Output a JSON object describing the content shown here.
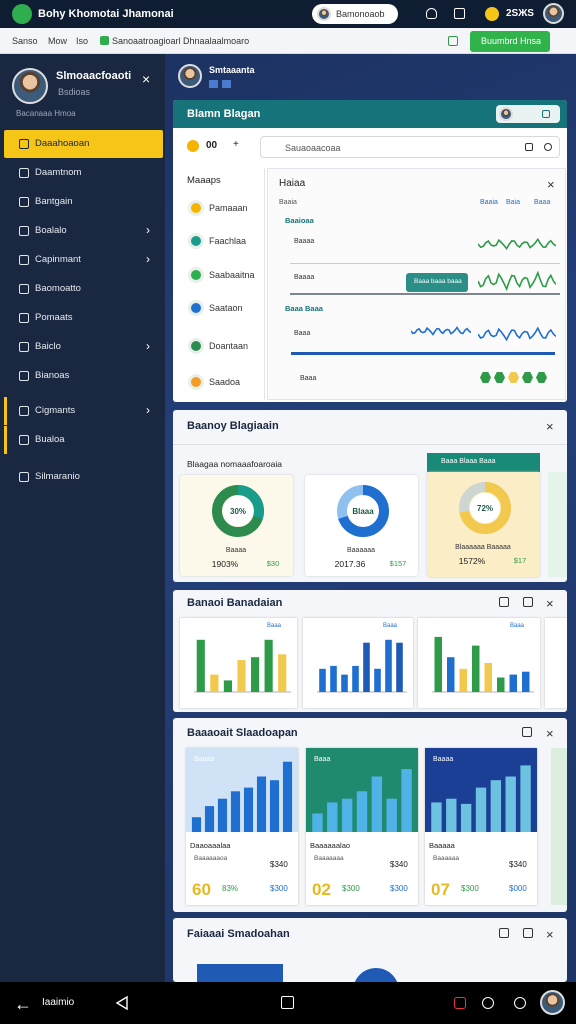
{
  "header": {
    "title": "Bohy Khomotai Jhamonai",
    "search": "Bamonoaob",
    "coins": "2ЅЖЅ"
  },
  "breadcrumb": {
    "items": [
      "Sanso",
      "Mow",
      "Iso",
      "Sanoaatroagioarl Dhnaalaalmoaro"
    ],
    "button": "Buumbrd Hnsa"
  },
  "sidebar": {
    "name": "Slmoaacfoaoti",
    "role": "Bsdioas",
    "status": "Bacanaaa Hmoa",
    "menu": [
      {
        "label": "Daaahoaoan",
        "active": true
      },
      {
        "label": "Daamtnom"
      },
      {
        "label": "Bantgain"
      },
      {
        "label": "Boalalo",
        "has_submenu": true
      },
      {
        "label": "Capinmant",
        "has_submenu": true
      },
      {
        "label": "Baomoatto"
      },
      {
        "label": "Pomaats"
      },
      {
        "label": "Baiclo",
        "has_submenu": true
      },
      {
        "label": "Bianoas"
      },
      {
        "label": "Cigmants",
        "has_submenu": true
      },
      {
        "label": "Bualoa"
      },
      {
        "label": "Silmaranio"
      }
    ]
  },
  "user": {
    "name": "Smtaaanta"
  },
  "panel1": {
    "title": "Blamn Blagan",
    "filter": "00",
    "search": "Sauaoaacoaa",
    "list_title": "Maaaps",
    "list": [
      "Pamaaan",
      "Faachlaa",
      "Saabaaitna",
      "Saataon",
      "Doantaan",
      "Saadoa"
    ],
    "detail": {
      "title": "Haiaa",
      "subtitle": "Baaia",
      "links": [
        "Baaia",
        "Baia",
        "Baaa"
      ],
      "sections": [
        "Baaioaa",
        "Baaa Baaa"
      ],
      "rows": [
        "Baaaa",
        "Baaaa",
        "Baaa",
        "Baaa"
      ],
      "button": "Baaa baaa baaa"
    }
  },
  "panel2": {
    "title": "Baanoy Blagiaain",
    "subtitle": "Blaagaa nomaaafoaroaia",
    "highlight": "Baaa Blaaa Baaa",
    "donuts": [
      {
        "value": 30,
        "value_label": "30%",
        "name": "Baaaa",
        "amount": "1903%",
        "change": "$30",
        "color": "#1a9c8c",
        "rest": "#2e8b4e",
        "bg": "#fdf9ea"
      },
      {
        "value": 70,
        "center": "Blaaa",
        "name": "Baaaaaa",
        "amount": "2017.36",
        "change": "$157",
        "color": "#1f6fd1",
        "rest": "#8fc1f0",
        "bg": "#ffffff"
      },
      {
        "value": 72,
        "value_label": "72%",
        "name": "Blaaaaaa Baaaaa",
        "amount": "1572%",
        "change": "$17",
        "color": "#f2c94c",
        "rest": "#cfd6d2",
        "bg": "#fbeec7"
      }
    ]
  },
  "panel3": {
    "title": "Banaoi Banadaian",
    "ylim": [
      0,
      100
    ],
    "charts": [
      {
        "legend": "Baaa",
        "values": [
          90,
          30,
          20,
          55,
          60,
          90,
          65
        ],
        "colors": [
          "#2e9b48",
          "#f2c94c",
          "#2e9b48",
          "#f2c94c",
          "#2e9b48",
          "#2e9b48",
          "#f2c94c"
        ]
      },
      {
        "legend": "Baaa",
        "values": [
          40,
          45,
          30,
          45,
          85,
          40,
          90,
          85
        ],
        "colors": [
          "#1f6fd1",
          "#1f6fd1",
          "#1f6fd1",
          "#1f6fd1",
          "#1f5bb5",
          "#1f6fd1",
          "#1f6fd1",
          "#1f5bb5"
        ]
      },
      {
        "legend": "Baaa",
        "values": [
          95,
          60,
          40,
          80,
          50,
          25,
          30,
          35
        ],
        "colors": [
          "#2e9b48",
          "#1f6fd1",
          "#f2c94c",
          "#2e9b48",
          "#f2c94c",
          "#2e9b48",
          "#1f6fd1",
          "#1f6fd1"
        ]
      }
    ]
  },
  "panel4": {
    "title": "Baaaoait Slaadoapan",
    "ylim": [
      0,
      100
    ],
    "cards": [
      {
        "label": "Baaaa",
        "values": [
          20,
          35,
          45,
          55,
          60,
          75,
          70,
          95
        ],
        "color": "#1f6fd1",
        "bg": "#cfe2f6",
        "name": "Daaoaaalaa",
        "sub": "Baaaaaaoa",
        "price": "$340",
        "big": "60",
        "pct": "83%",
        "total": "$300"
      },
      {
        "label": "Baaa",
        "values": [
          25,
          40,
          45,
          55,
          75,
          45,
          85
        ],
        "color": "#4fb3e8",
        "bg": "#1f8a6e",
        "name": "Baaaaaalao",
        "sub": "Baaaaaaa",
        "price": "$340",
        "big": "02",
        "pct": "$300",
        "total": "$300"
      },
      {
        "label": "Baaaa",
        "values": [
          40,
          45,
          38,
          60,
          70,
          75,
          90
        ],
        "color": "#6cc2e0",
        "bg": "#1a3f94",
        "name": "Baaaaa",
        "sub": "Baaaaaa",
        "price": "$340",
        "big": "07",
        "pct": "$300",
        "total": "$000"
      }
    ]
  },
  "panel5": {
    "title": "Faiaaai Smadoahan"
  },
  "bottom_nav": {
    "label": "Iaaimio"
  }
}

■ **WORK TO COMPLETE**: Reproduce all of the material above word for word. Omit the pictures.

■ **THE RESPONSE**:
Output a JSON object describing the content shown here.
{
  "header": {
    "title": "Bohy Khomotai Jhamonai",
    "search": "Bamonoaob",
    "coins": "2ЅЖЅ"
  },
  "breadcrumb": {
    "items": [
      "Sanso",
      "Mow",
      "Iso",
      "Sanoaatroagioarl Dhnaalaalmoaro"
    ],
    "button": "Buumbrd Hnsa"
  },
  "sidebar": {
    "name": "Slmoaacfoaoti",
    "role": "Bsdioas",
    "status": "Bacanaaa Hmoa",
    "menu": [
      {
        "label": "Daaahoaoan",
        "active": true
      },
      {
        "label": "Daamtnom"
      },
      {
        "label": "Bantgain"
      },
      {
        "label": "Boalalo",
        "has_submenu": true
      },
      {
        "label": "Capinmant",
        "has_submenu": true
      },
      {
        "label": "Baomoatto"
      },
      {
        "label": "Pomaats"
      },
      {
        "label": "Baiclo",
        "has_submenu": true
      },
      {
        "label": "Bianoas"
      },
      {
        "label": "Cigmants",
        "has_submenu": true
      },
      {
        "label": "Bualoa"
      },
      {
        "label": "Silmaranio"
      }
    ]
  },
  "user": {
    "name": "Smtaaanta"
  },
  "panel1": {
    "title": "Blamn Blagan",
    "filter": "00",
    "search": "Sauaoaacoaa",
    "list_title": "Maaaps",
    "list": [
      "Pamaaan",
      "Faachlaa",
      "Saabaaitna",
      "Saataon",
      "Doantaan",
      "Saadoa"
    ],
    "detail": {
      "title": "Haiaa",
      "subtitle": "Baaia",
      "links": [
        "Baaia",
        "Baia",
        "Baaa"
      ],
      "sections": [
        "Baaioaa",
        "Baaa Baaa"
      ],
      "rows": [
        "Baaaa",
        "Baaaa",
        "Baaa",
        "Baaa"
      ],
      "button": "Baaa baaa baaa"
    }
  },
  "panel2": {
    "title": "Baanoy Blagiaain",
    "subtitle": "Blaagaa nomaaafoaroaia",
    "highlight": "Baaa Blaaa Baaa",
    "donuts": [
      {
        "value": 30,
        "value_label": "30%",
        "name": "Baaaa",
        "amount": "1903%",
        "change": "$30",
        "color": "#1a9c8c",
        "rest": "#2e8b4e",
        "bg": "#fdf9ea"
      },
      {
        "value": 70,
        "center": "Blaaa",
        "name": "Baaaaaa",
        "amount": "2017.36",
        "change": "$157",
        "color": "#1f6fd1",
        "rest": "#8fc1f0",
        "bg": "#ffffff"
      },
      {
        "value": 72,
        "value_label": "72%",
        "name": "Blaaaaaa Baaaaa",
        "amount": "1572%",
        "change": "$17",
        "color": "#f2c94c",
        "rest": "#cfd6d2",
        "bg": "#fbeec7"
      }
    ]
  },
  "panel3": {
    "title": "Banaoi Banadaian",
    "ylim": [
      0,
      100
    ],
    "charts": [
      {
        "legend": "Baaa",
        "values": [
          90,
          30,
          20,
          55,
          60,
          90,
          65
        ],
        "colors": [
          "#2e9b48",
          "#f2c94c",
          "#2e9b48",
          "#f2c94c",
          "#2e9b48",
          "#2e9b48",
          "#f2c94c"
        ]
      },
      {
        "legend": "Baaa",
        "values": [
          40,
          45,
          30,
          45,
          85,
          40,
          90,
          85
        ],
        "colors": [
          "#1f6fd1",
          "#1f6fd1",
          "#1f6fd1",
          "#1f6fd1",
          "#1f5bb5",
          "#1f6fd1",
          "#1f6fd1",
          "#1f5bb5"
        ]
      },
      {
        "legend": "Baaa",
        "values": [
          95,
          60,
          40,
          80,
          50,
          25,
          30,
          35
        ],
        "colors": [
          "#2e9b48",
          "#1f6fd1",
          "#f2c94c",
          "#2e9b48",
          "#f2c94c",
          "#2e9b48",
          "#1f6fd1",
          "#1f6fd1"
        ]
      }
    ]
  },
  "panel4": {
    "title": "Baaaoait Slaadoapan",
    "ylim": [
      0,
      100
    ],
    "cards": [
      {
        "label": "Baaaa",
        "values": [
          20,
          35,
          45,
          55,
          60,
          75,
          70,
          95
        ],
        "color": "#1f6fd1",
        "bg": "#cfe2f6",
        "name": "Daaoaaalaa",
        "sub": "Baaaaaaoa",
        "price": "$340",
        "big": "60",
        "pct": "83%",
        "total": "$300"
      },
      {
        "label": "Baaa",
        "values": [
          25,
          40,
          45,
          55,
          75,
          45,
          85
        ],
        "color": "#4fb3e8",
        "bg": "#1f8a6e",
        "name": "Baaaaaalao",
        "sub": "Baaaaaaa",
        "price": "$340",
        "big": "02",
        "pct": "$300",
        "total": "$300"
      },
      {
        "label": "Baaaa",
        "values": [
          40,
          45,
          38,
          60,
          70,
          75,
          90
        ],
        "color": "#6cc2e0",
        "bg": "#1a3f94",
        "name": "Baaaaa",
        "sub": "Baaaaaa",
        "price": "$340",
        "big": "07",
        "pct": "$300",
        "total": "$000"
      }
    ]
  },
  "panel5": {
    "title": "Faiaaai Smadoahan"
  },
  "bottom_nav": {
    "label": "Iaaimio"
  }
}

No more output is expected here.